Materials provided
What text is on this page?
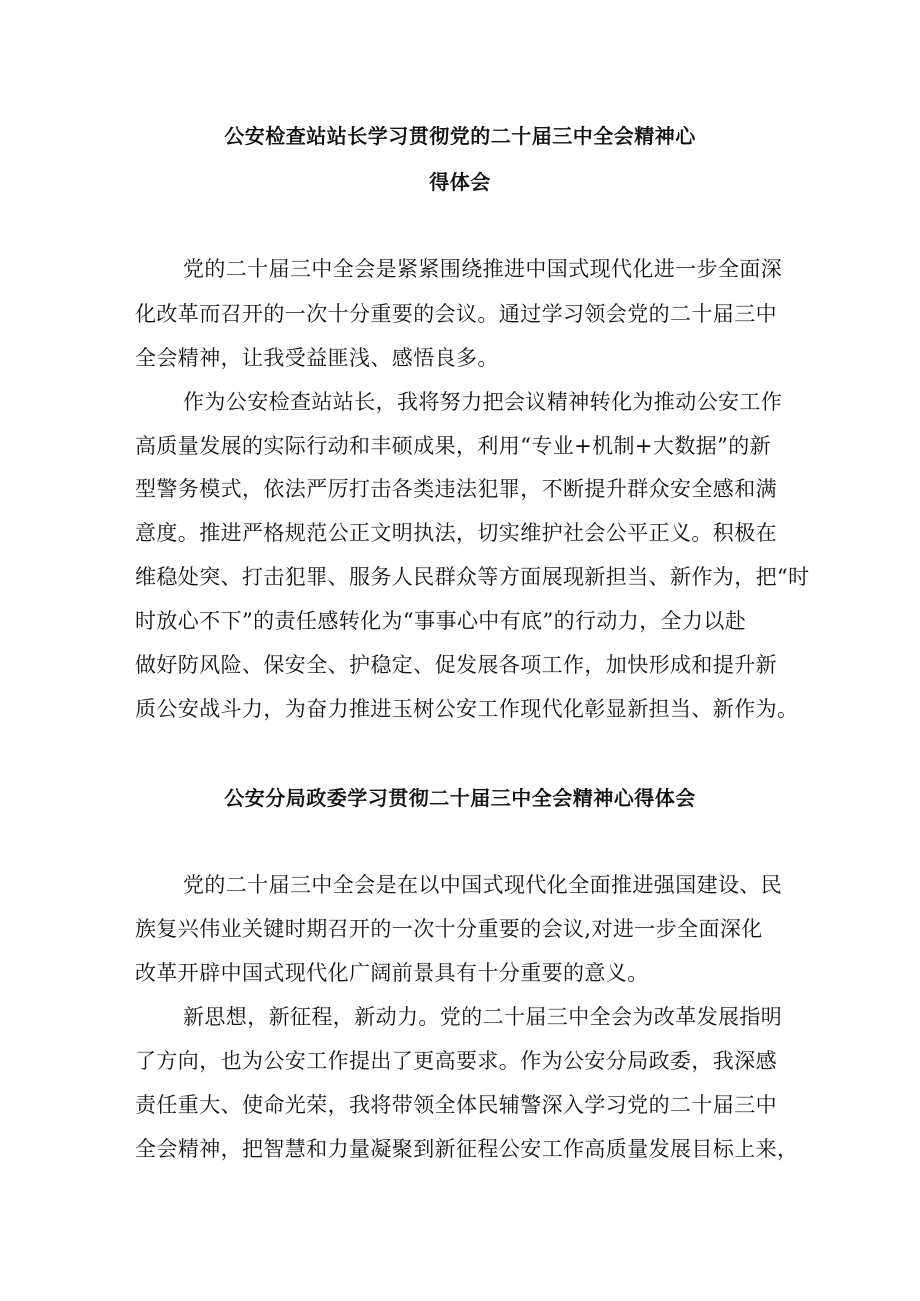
公安检查站站长学习贯彻党的二十届三中全会精神心
得体会
党的二十届三中全会是紧紧围绕推进中国式现代化进一步全面深
化改革而召开的一次十分重要的会议。通过学习领会党的二十届三中
全会精神，让我受益匪浅、感悟良多。
作为公安检查站站长，我将努力把会议精神转化为推动公安工作
高质量发展的实际行动和丰硕成果，利用“专业+机制+大数据”的新
型警务模式，依法严厉打击各类违法犯罪，不断提升群众安全感和满
意度。推进严格规范公正文明执法，切实维护社会公平正义。积极在
维稳处突、打击犯罪、服务人民群众等方面展现新担当、新作为，把“时
时放心不下”的责任感转化为“事事心中有底”的行动力，全力以赴
做好防风险、保安全、护稳定、促发展各项工作，加快形成和提升新
质公安战斗力，为奋力推进玉树公安工作现代化彰显新担当、新作为。
公安分局政委学习贯彻二十届三中全会精神心得体会
党的二十届三中全会是在以中国式现代化全面推进强国建设、民
族复兴伟业关键时期召开的一次十分重要的会议,对进一步全面深化
改革开辟中国式现代化广阔前景具有十分重要的意义。
新思想，新征程，新动力。党的二十届三中全会为改革发展指明
了方向，也为公安工作提出了更高要求。作为公安分局政委，我深感
责任重大、使命光荣，我将带领全体民辅警深入学习党的二十届三中
全会精神，把智慧和力量凝聚到新征程公安工作高质量发展目标上来，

Written instruction
Omit the pictures and output all of the other material exactly.

Complete output
What text is on this page?
公安检查站站长学习贯彻党的二十届三中全会精神心
得体会
党的二十届三中全会是紧紧围绕推进中国式现代化进一步全面深
化改革而召开的一次十分重要的会议。通过学习领会党的二十届三中
全会精神，让我受益匪浅、感悟良多。
作为公安检查站站长，我将努力把会议精神转化为推动公安工作
高质量发展的实际行动和丰硕成果，利用“专业+机制+大数据”的新
型警务模式，依法严厉打击各类违法犯罪，不断提升群众安全感和满
意度。推进严格规范公正文明执法，切实维护社会公平正义。积极在
维稳处突、打击犯罪、服务人民群众等方面展现新担当、新作为，把“时
时放心不下”的责任感转化为“事事心中有底”的行动力，全力以赴
做好防风险、保安全、护稳定、促发展各项工作，加快形成和提升新
质公安战斗力，为奋力推进玉树公安工作现代化彰显新担当、新作为。
公安分局政委学习贯彻二十届三中全会精神心得体会
党的二十届三中全会是在以中国式现代化全面推进强国建设、民
族复兴伟业关键时期召开的一次十分重要的会议,对进一步全面深化
改革开辟中国式现代化广阔前景具有十分重要的意义。
新思想，新征程，新动力。党的二十届三中全会为改革发展指明
了方向，也为公安工作提出了更高要求。作为公安分局政委，我深感
责任重大、使命光荣，我将带领全体民辅警深入学习党的二十届三中
全会精神，把智慧和力量凝聚到新征程公安工作高质量发展目标上来，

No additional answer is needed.